Aim – Transcribe the listing that follows in full, omitting pictures.

(Dataset records on visual material)
— begin —

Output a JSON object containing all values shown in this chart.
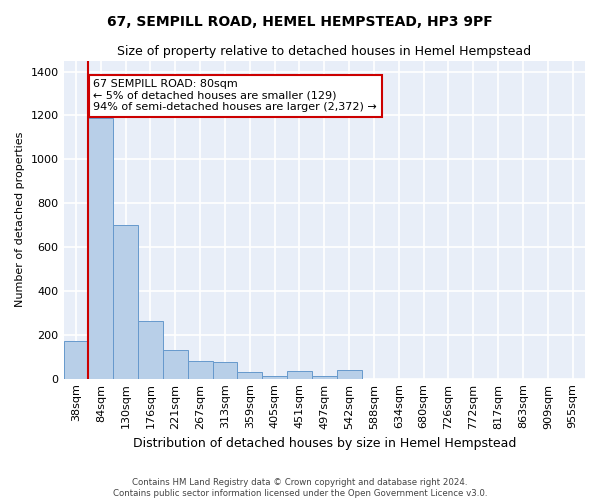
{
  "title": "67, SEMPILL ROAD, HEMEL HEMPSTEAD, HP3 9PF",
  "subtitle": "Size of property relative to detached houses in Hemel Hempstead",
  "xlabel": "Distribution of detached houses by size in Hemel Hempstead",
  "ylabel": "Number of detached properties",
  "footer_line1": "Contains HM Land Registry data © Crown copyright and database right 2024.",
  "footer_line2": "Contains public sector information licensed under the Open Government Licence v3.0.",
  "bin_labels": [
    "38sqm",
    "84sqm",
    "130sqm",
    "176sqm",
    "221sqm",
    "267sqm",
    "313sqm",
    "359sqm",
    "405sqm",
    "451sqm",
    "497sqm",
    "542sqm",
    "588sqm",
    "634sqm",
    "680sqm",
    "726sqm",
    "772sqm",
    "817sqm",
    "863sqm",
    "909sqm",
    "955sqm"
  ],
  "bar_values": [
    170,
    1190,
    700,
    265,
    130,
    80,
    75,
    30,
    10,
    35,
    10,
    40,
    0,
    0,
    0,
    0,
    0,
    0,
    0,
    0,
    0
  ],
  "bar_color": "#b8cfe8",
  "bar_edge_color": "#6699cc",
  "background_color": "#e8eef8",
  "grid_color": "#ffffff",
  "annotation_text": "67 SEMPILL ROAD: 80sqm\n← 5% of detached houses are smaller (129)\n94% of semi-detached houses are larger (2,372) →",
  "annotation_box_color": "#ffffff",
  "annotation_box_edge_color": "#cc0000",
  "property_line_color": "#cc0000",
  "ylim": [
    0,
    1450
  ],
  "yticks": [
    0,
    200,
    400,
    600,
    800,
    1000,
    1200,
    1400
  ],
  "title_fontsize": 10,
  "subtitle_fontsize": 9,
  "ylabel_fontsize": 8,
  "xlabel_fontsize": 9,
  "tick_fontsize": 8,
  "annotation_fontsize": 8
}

— end —

Full solution –
Output a JSON object containing all values shown in this chart.
{
  "title": "67, SEMPILL ROAD, HEMEL HEMPSTEAD, HP3 9PF",
  "subtitle": "Size of property relative to detached houses in Hemel Hempstead",
  "xlabel": "Distribution of detached houses by size in Hemel Hempstead",
  "ylabel": "Number of detached properties",
  "footer_line1": "Contains HM Land Registry data © Crown copyright and database right 2024.",
  "footer_line2": "Contains public sector information licensed under the Open Government Licence v3.0.",
  "bin_labels": [
    "38sqm",
    "84sqm",
    "130sqm",
    "176sqm",
    "221sqm",
    "267sqm",
    "313sqm",
    "359sqm",
    "405sqm",
    "451sqm",
    "497sqm",
    "542sqm",
    "588sqm",
    "634sqm",
    "680sqm",
    "726sqm",
    "772sqm",
    "817sqm",
    "863sqm",
    "909sqm",
    "955sqm"
  ],
  "bar_values": [
    170,
    1190,
    700,
    265,
    130,
    80,
    75,
    30,
    10,
    35,
    10,
    40,
    0,
    0,
    0,
    0,
    0,
    0,
    0,
    0,
    0
  ],
  "bar_color": "#b8cfe8",
  "bar_edge_color": "#6699cc",
  "background_color": "#e8eef8",
  "grid_color": "#ffffff",
  "annotation_text": "67 SEMPILL ROAD: 80sqm\n← 5% of detached houses are smaller (129)\n94% of semi-detached houses are larger (2,372) →",
  "annotation_box_color": "#ffffff",
  "annotation_box_edge_color": "#cc0000",
  "property_line_color": "#cc0000",
  "ylim": [
    0,
    1450
  ],
  "yticks": [
    0,
    200,
    400,
    600,
    800,
    1000,
    1200,
    1400
  ],
  "title_fontsize": 10,
  "subtitle_fontsize": 9,
  "ylabel_fontsize": 8,
  "xlabel_fontsize": 9,
  "tick_fontsize": 8,
  "annotation_fontsize": 8
}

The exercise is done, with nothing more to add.